::: Records for the task :::

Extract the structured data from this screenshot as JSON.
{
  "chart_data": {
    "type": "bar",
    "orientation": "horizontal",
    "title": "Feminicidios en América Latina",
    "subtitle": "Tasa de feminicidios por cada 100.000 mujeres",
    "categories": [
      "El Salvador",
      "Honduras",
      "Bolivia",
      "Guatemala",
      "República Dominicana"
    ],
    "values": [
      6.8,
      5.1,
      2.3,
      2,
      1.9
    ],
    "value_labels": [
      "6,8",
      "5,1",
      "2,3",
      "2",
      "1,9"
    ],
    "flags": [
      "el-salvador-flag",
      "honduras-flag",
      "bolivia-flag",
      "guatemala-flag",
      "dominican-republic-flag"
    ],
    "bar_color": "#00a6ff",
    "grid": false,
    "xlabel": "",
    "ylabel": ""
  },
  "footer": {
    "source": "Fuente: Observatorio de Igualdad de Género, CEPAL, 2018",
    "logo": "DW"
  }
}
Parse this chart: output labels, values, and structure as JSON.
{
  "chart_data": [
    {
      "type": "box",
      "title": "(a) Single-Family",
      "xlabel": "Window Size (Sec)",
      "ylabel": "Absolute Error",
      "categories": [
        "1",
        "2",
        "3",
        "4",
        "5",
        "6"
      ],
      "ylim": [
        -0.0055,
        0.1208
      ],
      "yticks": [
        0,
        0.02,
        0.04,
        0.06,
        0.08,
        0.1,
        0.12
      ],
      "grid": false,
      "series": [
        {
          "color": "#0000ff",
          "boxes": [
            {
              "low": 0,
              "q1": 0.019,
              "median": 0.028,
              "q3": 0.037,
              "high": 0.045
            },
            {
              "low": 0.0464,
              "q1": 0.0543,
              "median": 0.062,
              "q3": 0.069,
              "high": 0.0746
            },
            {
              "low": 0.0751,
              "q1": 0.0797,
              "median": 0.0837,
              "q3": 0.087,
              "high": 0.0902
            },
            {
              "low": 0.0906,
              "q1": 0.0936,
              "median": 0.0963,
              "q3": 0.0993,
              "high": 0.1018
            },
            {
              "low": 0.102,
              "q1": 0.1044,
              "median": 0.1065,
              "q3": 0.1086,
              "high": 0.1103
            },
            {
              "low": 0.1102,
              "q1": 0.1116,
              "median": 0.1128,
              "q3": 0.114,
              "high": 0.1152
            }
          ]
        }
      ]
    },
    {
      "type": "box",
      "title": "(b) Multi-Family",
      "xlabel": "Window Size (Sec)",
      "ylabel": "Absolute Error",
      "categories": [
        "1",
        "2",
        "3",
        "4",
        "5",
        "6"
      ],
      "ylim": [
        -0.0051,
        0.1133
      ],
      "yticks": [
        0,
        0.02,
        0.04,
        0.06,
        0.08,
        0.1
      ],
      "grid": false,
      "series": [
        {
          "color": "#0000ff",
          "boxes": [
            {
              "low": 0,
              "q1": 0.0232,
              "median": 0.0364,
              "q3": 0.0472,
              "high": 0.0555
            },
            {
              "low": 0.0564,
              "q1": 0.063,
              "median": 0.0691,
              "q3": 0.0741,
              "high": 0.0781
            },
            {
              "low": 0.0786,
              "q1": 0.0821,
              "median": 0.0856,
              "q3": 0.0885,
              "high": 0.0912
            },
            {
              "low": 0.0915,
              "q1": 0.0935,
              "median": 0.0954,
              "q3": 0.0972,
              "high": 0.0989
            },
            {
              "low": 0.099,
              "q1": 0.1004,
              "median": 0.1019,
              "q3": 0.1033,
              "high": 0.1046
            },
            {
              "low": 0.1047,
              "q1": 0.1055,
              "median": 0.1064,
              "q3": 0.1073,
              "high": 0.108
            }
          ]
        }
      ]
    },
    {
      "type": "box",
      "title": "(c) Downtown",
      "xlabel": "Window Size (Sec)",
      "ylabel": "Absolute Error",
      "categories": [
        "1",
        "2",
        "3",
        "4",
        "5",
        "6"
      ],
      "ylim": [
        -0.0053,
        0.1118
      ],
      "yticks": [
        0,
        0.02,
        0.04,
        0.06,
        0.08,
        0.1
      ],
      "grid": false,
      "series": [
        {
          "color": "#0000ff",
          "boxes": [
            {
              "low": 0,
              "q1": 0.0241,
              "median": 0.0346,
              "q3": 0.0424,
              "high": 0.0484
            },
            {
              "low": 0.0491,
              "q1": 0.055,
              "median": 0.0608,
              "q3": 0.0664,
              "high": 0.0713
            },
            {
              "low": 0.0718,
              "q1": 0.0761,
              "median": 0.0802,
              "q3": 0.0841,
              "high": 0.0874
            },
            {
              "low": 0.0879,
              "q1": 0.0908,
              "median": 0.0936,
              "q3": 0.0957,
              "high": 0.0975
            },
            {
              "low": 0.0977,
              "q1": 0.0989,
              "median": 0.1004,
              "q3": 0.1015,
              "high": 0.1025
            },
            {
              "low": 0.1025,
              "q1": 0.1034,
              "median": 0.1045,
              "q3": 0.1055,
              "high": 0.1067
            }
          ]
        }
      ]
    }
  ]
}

:::

Take every line containing the word "this" and copy it.

Extract the structured data from this screenshot as JSON.
Parse this chart: output labels, values, and structure as JSON.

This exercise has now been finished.